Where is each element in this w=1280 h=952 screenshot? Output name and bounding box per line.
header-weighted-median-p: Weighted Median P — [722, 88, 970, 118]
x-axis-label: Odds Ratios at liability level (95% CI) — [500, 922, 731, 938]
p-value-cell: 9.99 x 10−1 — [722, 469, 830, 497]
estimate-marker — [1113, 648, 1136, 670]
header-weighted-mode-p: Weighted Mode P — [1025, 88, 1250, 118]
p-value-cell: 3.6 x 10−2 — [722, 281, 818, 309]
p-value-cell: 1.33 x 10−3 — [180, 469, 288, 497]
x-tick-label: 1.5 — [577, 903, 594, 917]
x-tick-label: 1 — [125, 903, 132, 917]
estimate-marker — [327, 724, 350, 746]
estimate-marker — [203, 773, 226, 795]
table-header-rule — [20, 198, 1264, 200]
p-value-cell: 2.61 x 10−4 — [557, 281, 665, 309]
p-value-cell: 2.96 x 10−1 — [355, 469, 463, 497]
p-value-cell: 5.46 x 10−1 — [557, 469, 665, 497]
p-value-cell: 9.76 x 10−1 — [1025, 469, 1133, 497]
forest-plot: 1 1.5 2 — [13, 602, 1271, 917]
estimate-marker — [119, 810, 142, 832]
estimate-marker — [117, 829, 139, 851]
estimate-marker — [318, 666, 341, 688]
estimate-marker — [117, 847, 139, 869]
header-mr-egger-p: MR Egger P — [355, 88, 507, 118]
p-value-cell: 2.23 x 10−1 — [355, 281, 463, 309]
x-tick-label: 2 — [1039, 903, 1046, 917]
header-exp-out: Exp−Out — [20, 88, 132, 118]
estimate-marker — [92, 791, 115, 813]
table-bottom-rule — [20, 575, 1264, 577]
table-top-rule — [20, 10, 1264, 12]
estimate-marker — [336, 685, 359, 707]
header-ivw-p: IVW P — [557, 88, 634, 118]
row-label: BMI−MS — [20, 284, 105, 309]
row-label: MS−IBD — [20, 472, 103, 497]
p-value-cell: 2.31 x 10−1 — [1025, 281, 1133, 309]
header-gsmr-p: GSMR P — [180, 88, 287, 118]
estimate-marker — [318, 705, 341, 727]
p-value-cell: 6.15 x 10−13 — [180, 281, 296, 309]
=-=-=-=-=
__WHAT IS BEING ASKED__
Reproduce every line of the data above, from first to last, without altering a single character.

__OUTPUT__
Where is each element in this w=1280 h=952 screenshot? Output name and bounding box per line.
header-weighted-median-p: Weighted Median P — [722, 88, 970, 118]
x-axis-label: Odds Ratios at liability level (95% CI) — [500, 922, 731, 938]
p-value-cell: 9.99 x 10−1 — [722, 469, 830, 497]
estimate-marker — [1113, 648, 1136, 670]
header-weighted-mode-p: Weighted Mode P — [1025, 88, 1250, 118]
p-value-cell: 3.6 x 10−2 — [722, 281, 818, 309]
p-value-cell: 1.33 x 10−3 — [180, 469, 288, 497]
x-tick-label: 1.5 — [577, 903, 594, 917]
x-tick-label: 1 — [125, 903, 132, 917]
estimate-marker — [327, 724, 350, 746]
estimate-marker — [203, 773, 226, 795]
table-header-rule — [20, 198, 1264, 200]
p-value-cell: 2.61 x 10−4 — [557, 281, 665, 309]
p-value-cell: 2.96 x 10−1 — [355, 469, 463, 497]
p-value-cell: 5.46 x 10−1 — [557, 469, 665, 497]
p-value-cell: 9.76 x 10−1 — [1025, 469, 1133, 497]
forest-plot: 1 1.5 2 — [13, 602, 1271, 917]
estimate-marker — [119, 810, 142, 832]
estimate-marker — [117, 829, 139, 851]
estimate-marker — [318, 666, 341, 688]
estimate-marker — [117, 847, 139, 869]
header-mr-egger-p: MR Egger P — [355, 88, 507, 118]
p-value-cell: 2.23 x 10−1 — [355, 281, 463, 309]
x-tick-label: 2 — [1039, 903, 1046, 917]
header-exp-out: Exp−Out — [20, 88, 132, 118]
estimate-marker — [92, 791, 115, 813]
table-bottom-rule — [20, 575, 1264, 577]
table-top-rule — [20, 10, 1264, 12]
estimate-marker — [336, 685, 359, 707]
header-ivw-p: IVW P — [557, 88, 634, 118]
row-label: BMI−MS — [20, 284, 105, 309]
row-label: MS−IBD — [20, 472, 103, 497]
p-value-cell: 2.31 x 10−1 — [1025, 281, 1133, 309]
header-gsmr-p: GSMR P — [180, 88, 287, 118]
estimate-marker — [318, 705, 341, 727]
p-value-cell: 6.15 x 10−13 — [180, 281, 296, 309]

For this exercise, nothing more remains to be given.